TASK DETAILS: Collect each line holding the string "música".
[START]
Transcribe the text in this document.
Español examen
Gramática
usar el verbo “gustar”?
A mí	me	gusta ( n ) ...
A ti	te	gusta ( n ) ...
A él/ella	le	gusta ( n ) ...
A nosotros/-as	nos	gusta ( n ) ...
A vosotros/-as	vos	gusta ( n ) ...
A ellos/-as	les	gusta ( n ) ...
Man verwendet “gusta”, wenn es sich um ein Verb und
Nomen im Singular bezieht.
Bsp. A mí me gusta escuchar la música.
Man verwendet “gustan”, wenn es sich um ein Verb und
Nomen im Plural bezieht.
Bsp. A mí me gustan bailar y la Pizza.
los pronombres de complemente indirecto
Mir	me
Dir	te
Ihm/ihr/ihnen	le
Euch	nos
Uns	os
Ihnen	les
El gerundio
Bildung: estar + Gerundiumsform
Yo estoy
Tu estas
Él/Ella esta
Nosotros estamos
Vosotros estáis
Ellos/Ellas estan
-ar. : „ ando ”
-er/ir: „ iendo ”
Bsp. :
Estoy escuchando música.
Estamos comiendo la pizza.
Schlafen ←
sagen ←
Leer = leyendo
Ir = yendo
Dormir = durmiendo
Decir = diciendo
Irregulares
[END]
[START]
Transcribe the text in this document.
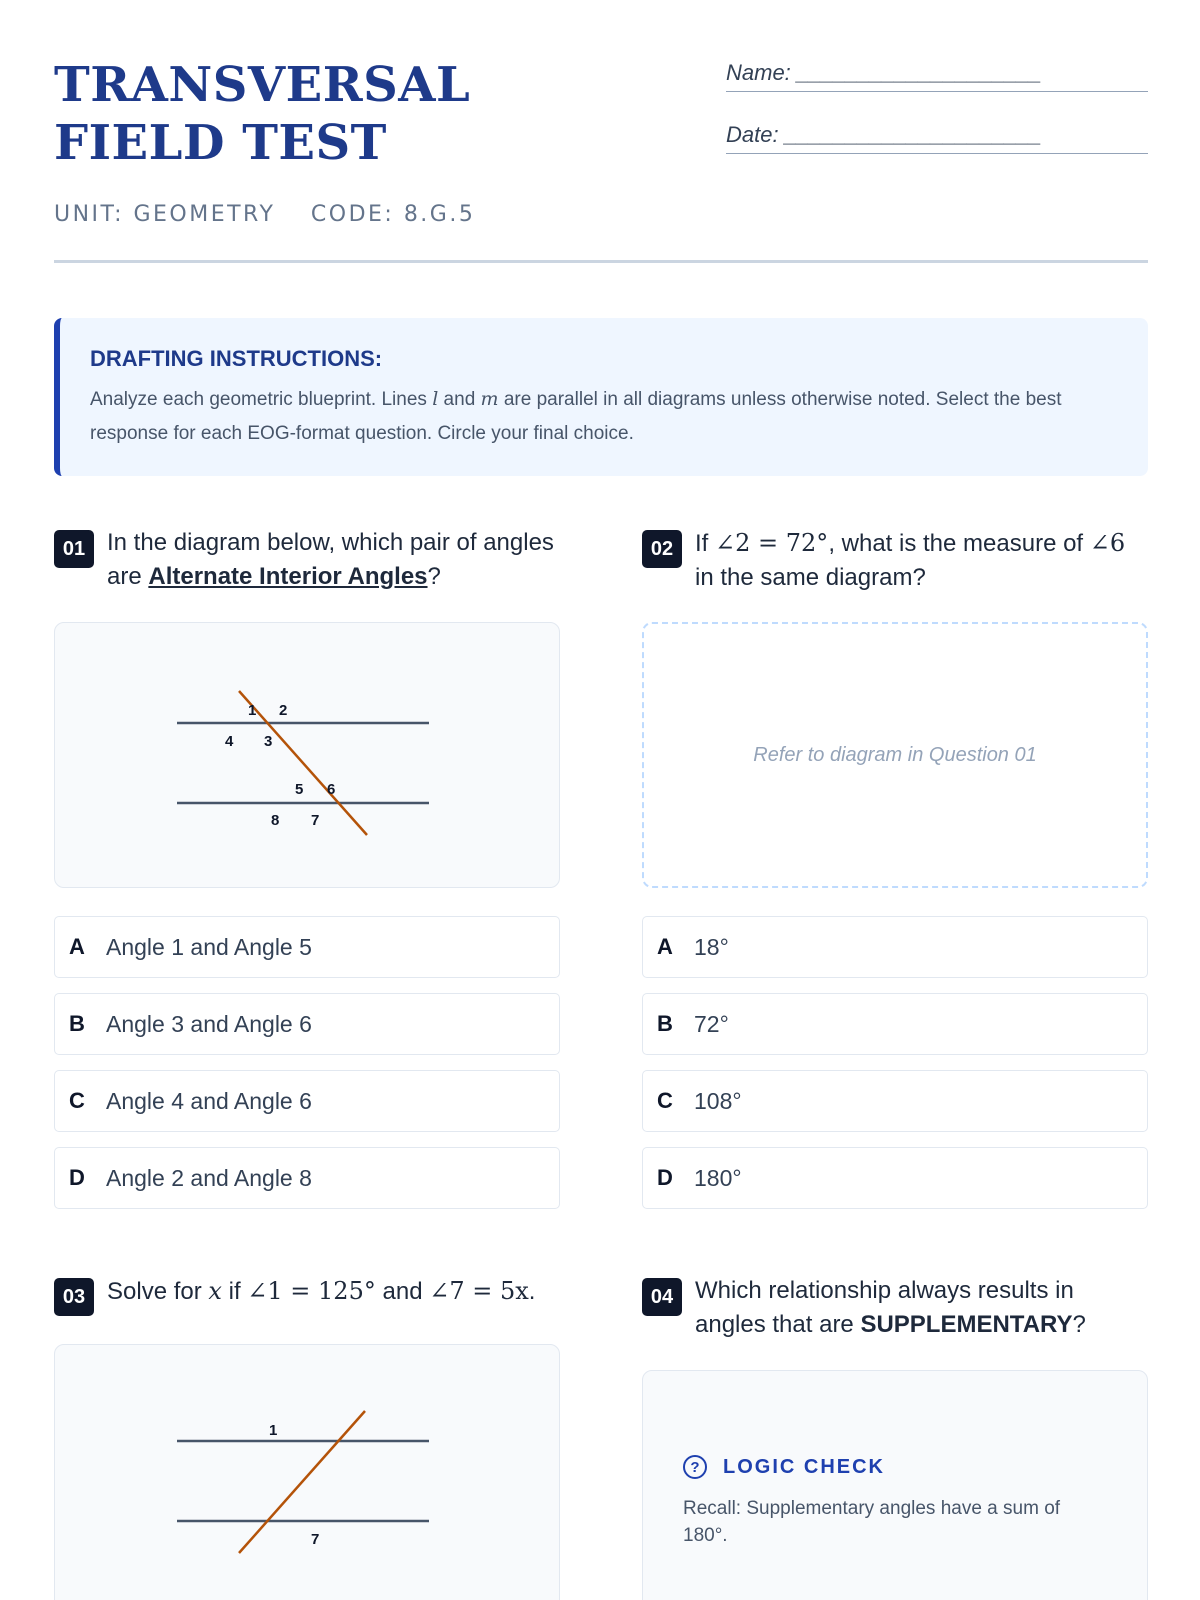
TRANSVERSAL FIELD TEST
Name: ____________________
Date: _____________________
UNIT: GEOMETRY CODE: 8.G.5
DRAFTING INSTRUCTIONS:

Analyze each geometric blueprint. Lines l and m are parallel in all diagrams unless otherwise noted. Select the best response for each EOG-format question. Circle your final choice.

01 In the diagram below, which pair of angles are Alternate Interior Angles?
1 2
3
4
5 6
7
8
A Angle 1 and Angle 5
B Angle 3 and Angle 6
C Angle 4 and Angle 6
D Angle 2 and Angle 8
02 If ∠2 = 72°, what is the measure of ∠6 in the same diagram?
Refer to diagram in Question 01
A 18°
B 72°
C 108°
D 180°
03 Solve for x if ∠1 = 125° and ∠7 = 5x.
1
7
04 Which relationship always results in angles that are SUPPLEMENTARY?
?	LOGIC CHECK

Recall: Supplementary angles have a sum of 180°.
[END]
[START]
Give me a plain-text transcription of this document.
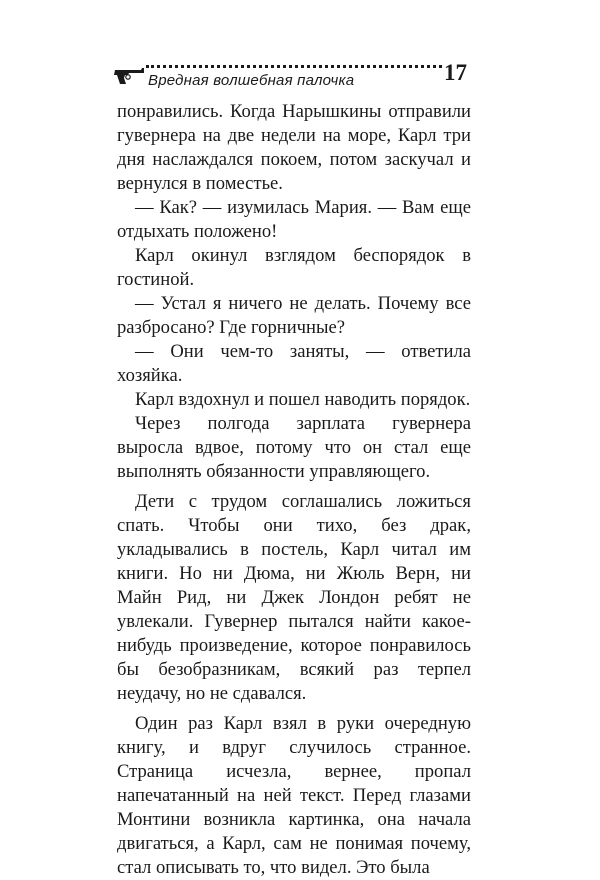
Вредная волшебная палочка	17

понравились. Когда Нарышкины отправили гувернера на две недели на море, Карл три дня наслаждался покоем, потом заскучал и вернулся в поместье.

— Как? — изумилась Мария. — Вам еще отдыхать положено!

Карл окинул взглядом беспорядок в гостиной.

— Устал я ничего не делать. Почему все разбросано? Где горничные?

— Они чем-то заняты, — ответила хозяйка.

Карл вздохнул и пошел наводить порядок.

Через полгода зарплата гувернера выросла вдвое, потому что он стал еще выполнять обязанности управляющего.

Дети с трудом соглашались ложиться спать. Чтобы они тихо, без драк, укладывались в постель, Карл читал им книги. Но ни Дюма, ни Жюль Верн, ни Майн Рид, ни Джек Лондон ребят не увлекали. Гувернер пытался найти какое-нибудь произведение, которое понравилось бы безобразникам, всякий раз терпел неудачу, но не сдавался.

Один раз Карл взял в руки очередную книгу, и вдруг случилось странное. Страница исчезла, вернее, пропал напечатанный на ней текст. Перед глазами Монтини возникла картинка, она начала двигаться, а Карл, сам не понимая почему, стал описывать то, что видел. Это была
[END]
RESULT:
Bsp. A mí me gusta escuchar la música.
Estoy escuchando música.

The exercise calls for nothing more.